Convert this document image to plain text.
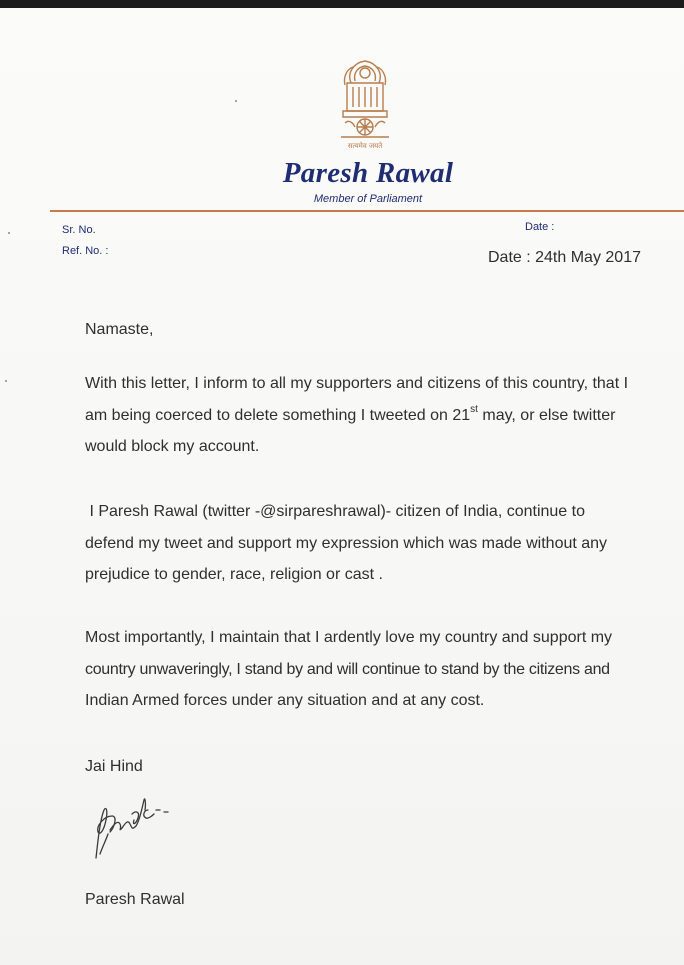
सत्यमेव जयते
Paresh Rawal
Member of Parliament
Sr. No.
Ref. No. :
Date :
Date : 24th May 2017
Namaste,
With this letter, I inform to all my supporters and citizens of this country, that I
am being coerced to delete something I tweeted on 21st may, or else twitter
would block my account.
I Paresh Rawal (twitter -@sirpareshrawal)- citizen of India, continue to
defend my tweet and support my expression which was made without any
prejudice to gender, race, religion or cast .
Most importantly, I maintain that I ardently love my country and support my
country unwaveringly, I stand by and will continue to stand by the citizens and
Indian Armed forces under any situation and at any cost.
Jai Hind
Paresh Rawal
────────
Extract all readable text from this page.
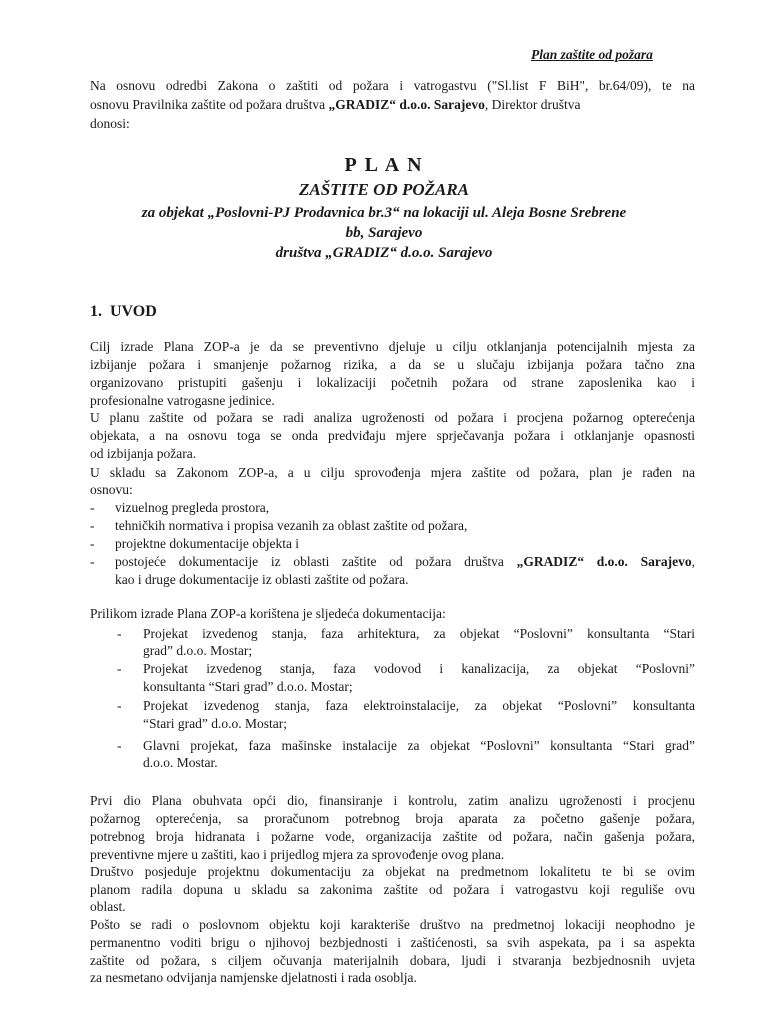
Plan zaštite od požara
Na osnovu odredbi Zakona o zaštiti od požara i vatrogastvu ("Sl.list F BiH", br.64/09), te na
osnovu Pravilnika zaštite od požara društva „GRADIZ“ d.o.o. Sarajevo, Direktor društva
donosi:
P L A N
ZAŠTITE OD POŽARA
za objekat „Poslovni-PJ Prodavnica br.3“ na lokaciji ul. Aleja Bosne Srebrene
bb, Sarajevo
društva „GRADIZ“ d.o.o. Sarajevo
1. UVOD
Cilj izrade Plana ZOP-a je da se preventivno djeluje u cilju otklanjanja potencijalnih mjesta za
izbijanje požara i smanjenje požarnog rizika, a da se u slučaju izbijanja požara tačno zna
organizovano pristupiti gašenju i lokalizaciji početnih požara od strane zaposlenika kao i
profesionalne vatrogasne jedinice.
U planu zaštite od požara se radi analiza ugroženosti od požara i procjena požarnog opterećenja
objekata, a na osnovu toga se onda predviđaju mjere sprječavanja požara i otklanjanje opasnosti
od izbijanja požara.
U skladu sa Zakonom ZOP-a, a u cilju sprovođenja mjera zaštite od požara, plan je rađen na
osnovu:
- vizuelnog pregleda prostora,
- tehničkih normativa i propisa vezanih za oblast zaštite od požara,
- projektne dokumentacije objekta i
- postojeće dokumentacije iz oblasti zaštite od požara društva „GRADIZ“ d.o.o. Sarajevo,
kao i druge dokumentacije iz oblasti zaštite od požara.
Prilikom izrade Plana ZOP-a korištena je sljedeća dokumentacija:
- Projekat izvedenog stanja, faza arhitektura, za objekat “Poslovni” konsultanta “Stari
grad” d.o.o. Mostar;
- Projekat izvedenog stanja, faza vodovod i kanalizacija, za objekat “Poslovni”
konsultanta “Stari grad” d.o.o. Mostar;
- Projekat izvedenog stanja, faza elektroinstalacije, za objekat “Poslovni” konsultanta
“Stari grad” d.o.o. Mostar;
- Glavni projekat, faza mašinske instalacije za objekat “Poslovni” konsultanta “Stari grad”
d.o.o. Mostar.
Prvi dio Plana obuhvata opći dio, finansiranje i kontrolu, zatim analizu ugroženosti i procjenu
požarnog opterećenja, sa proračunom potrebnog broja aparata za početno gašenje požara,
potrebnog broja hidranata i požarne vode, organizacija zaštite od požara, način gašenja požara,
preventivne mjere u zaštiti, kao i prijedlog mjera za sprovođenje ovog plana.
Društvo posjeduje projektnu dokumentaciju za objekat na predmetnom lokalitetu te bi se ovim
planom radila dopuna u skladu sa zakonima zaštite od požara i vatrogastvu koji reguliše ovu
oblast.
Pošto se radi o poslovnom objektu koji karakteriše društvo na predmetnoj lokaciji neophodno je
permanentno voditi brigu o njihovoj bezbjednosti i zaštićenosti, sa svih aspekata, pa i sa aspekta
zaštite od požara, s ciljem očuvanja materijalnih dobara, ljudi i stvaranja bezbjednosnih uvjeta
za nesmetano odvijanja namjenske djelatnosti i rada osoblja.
────────
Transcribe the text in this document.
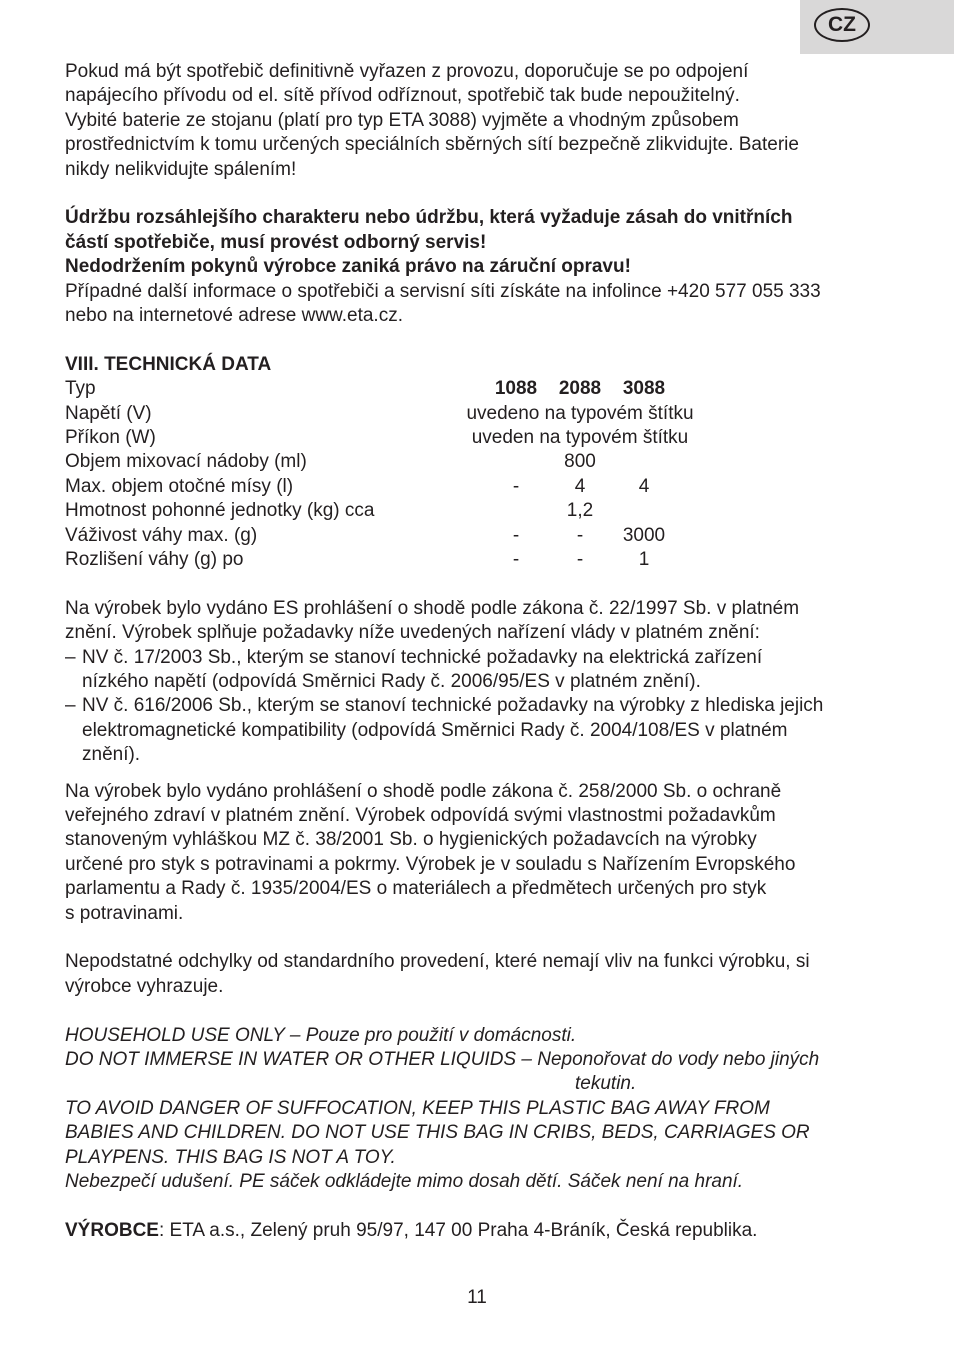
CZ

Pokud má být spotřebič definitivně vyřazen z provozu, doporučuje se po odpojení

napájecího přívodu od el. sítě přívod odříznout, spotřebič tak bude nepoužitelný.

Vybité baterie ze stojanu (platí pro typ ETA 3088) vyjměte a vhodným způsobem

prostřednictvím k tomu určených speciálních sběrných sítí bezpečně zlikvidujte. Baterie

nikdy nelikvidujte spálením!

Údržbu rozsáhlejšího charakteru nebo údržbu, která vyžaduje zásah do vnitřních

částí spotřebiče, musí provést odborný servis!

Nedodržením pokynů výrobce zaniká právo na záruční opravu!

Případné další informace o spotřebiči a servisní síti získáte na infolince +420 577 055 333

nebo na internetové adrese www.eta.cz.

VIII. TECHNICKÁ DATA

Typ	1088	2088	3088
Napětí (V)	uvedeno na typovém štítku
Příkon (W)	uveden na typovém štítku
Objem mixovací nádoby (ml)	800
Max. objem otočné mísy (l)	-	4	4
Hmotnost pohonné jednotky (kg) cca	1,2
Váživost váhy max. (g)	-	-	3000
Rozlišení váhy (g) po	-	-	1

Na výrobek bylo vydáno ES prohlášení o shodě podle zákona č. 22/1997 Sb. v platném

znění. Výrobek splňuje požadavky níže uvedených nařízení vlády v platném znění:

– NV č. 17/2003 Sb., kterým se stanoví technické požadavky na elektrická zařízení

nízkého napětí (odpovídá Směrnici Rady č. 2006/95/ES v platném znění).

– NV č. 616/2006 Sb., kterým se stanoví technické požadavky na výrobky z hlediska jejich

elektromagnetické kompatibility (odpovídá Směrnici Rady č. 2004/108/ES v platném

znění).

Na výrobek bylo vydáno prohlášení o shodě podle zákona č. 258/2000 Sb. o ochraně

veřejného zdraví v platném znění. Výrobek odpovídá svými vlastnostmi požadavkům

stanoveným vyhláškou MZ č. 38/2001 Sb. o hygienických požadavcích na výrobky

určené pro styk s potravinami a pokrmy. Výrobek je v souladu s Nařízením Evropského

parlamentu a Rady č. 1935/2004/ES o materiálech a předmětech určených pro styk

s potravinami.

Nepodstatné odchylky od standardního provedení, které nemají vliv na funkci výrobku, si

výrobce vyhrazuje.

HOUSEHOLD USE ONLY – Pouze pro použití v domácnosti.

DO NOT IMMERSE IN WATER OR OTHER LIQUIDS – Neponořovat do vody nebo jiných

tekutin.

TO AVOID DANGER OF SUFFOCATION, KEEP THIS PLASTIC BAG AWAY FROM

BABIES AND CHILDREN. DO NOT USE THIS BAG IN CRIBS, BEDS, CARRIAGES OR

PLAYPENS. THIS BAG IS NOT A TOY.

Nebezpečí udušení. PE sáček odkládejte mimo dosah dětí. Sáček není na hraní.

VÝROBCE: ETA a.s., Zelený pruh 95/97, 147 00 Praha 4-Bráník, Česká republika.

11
────────
EXERCISE GOAL:
Write down only how many lines in the listing contain the word "výrobky".

RESPONSE TO THE TASK:
2